• _Problem statement_
What follows is a set of entries. Give them again exactly, without the pictures.

(Some records)

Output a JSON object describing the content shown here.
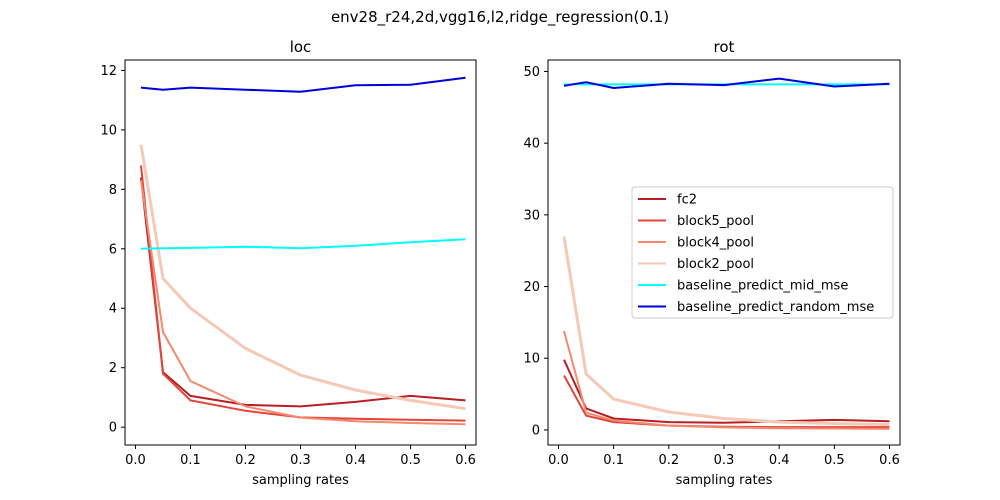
{
  "suptitle": "env28_r24,2d,vgg16,l2,ridge_regression(0.1)",
  "colors": {
    "fc2": "#b61f24",
    "block5_pool": "#e2453a",
    "block4_pool": "#f4896d",
    "block2_pool": "#f6c9b6",
    "baseline_predict_mid_mse": "#00ffff",
    "baseline_predict_random_mse": "#0000dd"
  },
  "chart_data": [
    {
      "type": "line",
      "title": "loc",
      "xlabel": "sampling rates",
      "ylabel": "",
      "xlim": [
        -0.019,
        0.619
      ],
      "ylim": [
        -0.6,
        12.35
      ],
      "xticks": [
        0.0,
        0.1,
        0.2,
        0.3,
        0.4,
        0.5,
        0.6
      ],
      "xtick_labels": [
        "0.0",
        "0.1",
        "0.2",
        "0.3",
        "0.4",
        "0.5",
        "0.6"
      ],
      "yticks": [
        0,
        2,
        4,
        6,
        8,
        10,
        12
      ],
      "ytick_labels": [
        "0",
        "2",
        "4",
        "6",
        "8",
        "10",
        "12"
      ],
      "x": [
        0.01,
        0.05,
        0.1,
        0.2,
        0.3,
        0.4,
        0.5,
        0.6
      ],
      "series": [
        {
          "name": "fc2",
          "values": [
            8.4,
            1.85,
            1.05,
            0.75,
            0.7,
            0.85,
            1.05,
            0.9
          ]
        },
        {
          "name": "block5_pool",
          "values": [
            8.8,
            1.8,
            0.9,
            0.55,
            0.33,
            0.28,
            0.25,
            0.22
          ]
        },
        {
          "name": "block4_pool",
          "values": [
            8.3,
            3.2,
            1.55,
            0.7,
            0.32,
            0.2,
            0.14,
            0.1
          ]
        },
        {
          "name": "block2_pool",
          "values": [
            9.5,
            5.0,
            4.0,
            2.65,
            1.75,
            1.25,
            0.9,
            0.62
          ]
        },
        {
          "name": "baseline_predict_mid_mse",
          "values": [
            6.0,
            6.02,
            6.03,
            6.07,
            6.02,
            6.1,
            6.22,
            6.32
          ]
        },
        {
          "name": "baseline_predict_random_mse",
          "values": [
            11.42,
            11.35,
            11.42,
            11.35,
            11.28,
            11.5,
            11.52,
            11.75
          ]
        }
      ]
    },
    {
      "type": "line",
      "title": "rot",
      "xlabel": "sampling rates",
      "ylabel": "",
      "xlim": [
        -0.019,
        0.619
      ],
      "ylim": [
        -2.1,
        51.6
      ],
      "xticks": [
        0.0,
        0.1,
        0.2,
        0.3,
        0.4,
        0.5,
        0.6
      ],
      "xtick_labels": [
        "0.0",
        "0.1",
        "0.2",
        "0.3",
        "0.4",
        "0.5",
        "0.6"
      ],
      "yticks": [
        0,
        10,
        20,
        30,
        40,
        50
      ],
      "ytick_labels": [
        "0",
        "10",
        "20",
        "30",
        "40",
        "50"
      ],
      "x": [
        0.01,
        0.05,
        0.1,
        0.2,
        0.3,
        0.4,
        0.5,
        0.6
      ],
      "legend_position": "center-right",
      "series": [
        {
          "name": "fc2",
          "values": [
            9.8,
            3.0,
            1.6,
            1.1,
            1.0,
            1.2,
            1.4,
            1.2
          ]
        },
        {
          "name": "block5_pool",
          "values": [
            7.6,
            2.0,
            1.1,
            0.6,
            0.45,
            0.4,
            0.4,
            0.4
          ]
        },
        {
          "name": "block4_pool",
          "values": [
            13.8,
            2.4,
            1.3,
            0.6,
            0.35,
            0.25,
            0.2,
            0.15
          ]
        },
        {
          "name": "block2_pool",
          "values": [
            27.0,
            7.8,
            4.3,
            2.5,
            1.6,
            1.1,
            0.9,
            0.75
          ]
        },
        {
          "name": "baseline_predict_mid_mse",
          "values": [
            48.2,
            48.2,
            48.2,
            48.2,
            48.2,
            48.2,
            48.2,
            48.2
          ]
        },
        {
          "name": "baseline_predict_random_mse",
          "values": [
            48.0,
            48.5,
            47.7,
            48.3,
            48.1,
            49.0,
            47.9,
            48.3
          ]
        }
      ]
    }
  ]
}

• _Response to this exercise_
Output a JSON object describing the content shown here.
{
  "suptitle": "env28_r24,2d,vgg16,l2,ridge_regression(0.1)",
  "colors": {
    "fc2": "#b61f24",
    "block5_pool": "#e2453a",
    "block4_pool": "#f4896d",
    "block2_pool": "#f6c9b6",
    "baseline_predict_mid_mse": "#00ffff",
    "baseline_predict_random_mse": "#0000dd"
  },
  "chart_data": [
    {
      "type": "line",
      "title": "loc",
      "xlabel": "sampling rates",
      "ylabel": "",
      "xlim": [
        -0.019,
        0.619
      ],
      "ylim": [
        -0.6,
        12.35
      ],
      "xticks": [
        0.0,
        0.1,
        0.2,
        0.3,
        0.4,
        0.5,
        0.6
      ],
      "xtick_labels": [
        "0.0",
        "0.1",
        "0.2",
        "0.3",
        "0.4",
        "0.5",
        "0.6"
      ],
      "yticks": [
        0,
        2,
        4,
        6,
        8,
        10,
        12
      ],
      "ytick_labels": [
        "0",
        "2",
        "4",
        "6",
        "8",
        "10",
        "12"
      ],
      "x": [
        0.01,
        0.05,
        0.1,
        0.2,
        0.3,
        0.4,
        0.5,
        0.6
      ],
      "series": [
        {
          "name": "fc2",
          "values": [
            8.4,
            1.85,
            1.05,
            0.75,
            0.7,
            0.85,
            1.05,
            0.9
          ]
        },
        {
          "name": "block5_pool",
          "values": [
            8.8,
            1.8,
            0.9,
            0.55,
            0.33,
            0.28,
            0.25,
            0.22
          ]
        },
        {
          "name": "block4_pool",
          "values": [
            8.3,
            3.2,
            1.55,
            0.7,
            0.32,
            0.2,
            0.14,
            0.1
          ]
        },
        {
          "name": "block2_pool",
          "values": [
            9.5,
            5.0,
            4.0,
            2.65,
            1.75,
            1.25,
            0.9,
            0.62
          ]
        },
        {
          "name": "baseline_predict_mid_mse",
          "values": [
            6.0,
            6.02,
            6.03,
            6.07,
            6.02,
            6.1,
            6.22,
            6.32
          ]
        },
        {
          "name": "baseline_predict_random_mse",
          "values": [
            11.42,
            11.35,
            11.42,
            11.35,
            11.28,
            11.5,
            11.52,
            11.75
          ]
        }
      ]
    },
    {
      "type": "line",
      "title": "rot",
      "xlabel": "sampling rates",
      "ylabel": "",
      "xlim": [
        -0.019,
        0.619
      ],
      "ylim": [
        -2.1,
        51.6
      ],
      "xticks": [
        0.0,
        0.1,
        0.2,
        0.3,
        0.4,
        0.5,
        0.6
      ],
      "xtick_labels": [
        "0.0",
        "0.1",
        "0.2",
        "0.3",
        "0.4",
        "0.5",
        "0.6"
      ],
      "yticks": [
        0,
        10,
        20,
        30,
        40,
        50
      ],
      "ytick_labels": [
        "0",
        "10",
        "20",
        "30",
        "40",
        "50"
      ],
      "x": [
        0.01,
        0.05,
        0.1,
        0.2,
        0.3,
        0.4,
        0.5,
        0.6
      ],
      "legend_position": "center-right",
      "series": [
        {
          "name": "fc2",
          "values": [
            9.8,
            3.0,
            1.6,
            1.1,
            1.0,
            1.2,
            1.4,
            1.2
          ]
        },
        {
          "name": "block5_pool",
          "values": [
            7.6,
            2.0,
            1.1,
            0.6,
            0.45,
            0.4,
            0.4,
            0.4
          ]
        },
        {
          "name": "block4_pool",
          "values": [
            13.8,
            2.4,
            1.3,
            0.6,
            0.35,
            0.25,
            0.2,
            0.15
          ]
        },
        {
          "name": "block2_pool",
          "values": [
            27.0,
            7.8,
            4.3,
            2.5,
            1.6,
            1.1,
            0.9,
            0.75
          ]
        },
        {
          "name": "baseline_predict_mid_mse",
          "values": [
            48.2,
            48.2,
            48.2,
            48.2,
            48.2,
            48.2,
            48.2,
            48.2
          ]
        },
        {
          "name": "baseline_predict_random_mse",
          "values": [
            48.0,
            48.5,
            47.7,
            48.3,
            48.1,
            49.0,
            47.9,
            48.3
          ]
        }
      ]
    }
  ]
}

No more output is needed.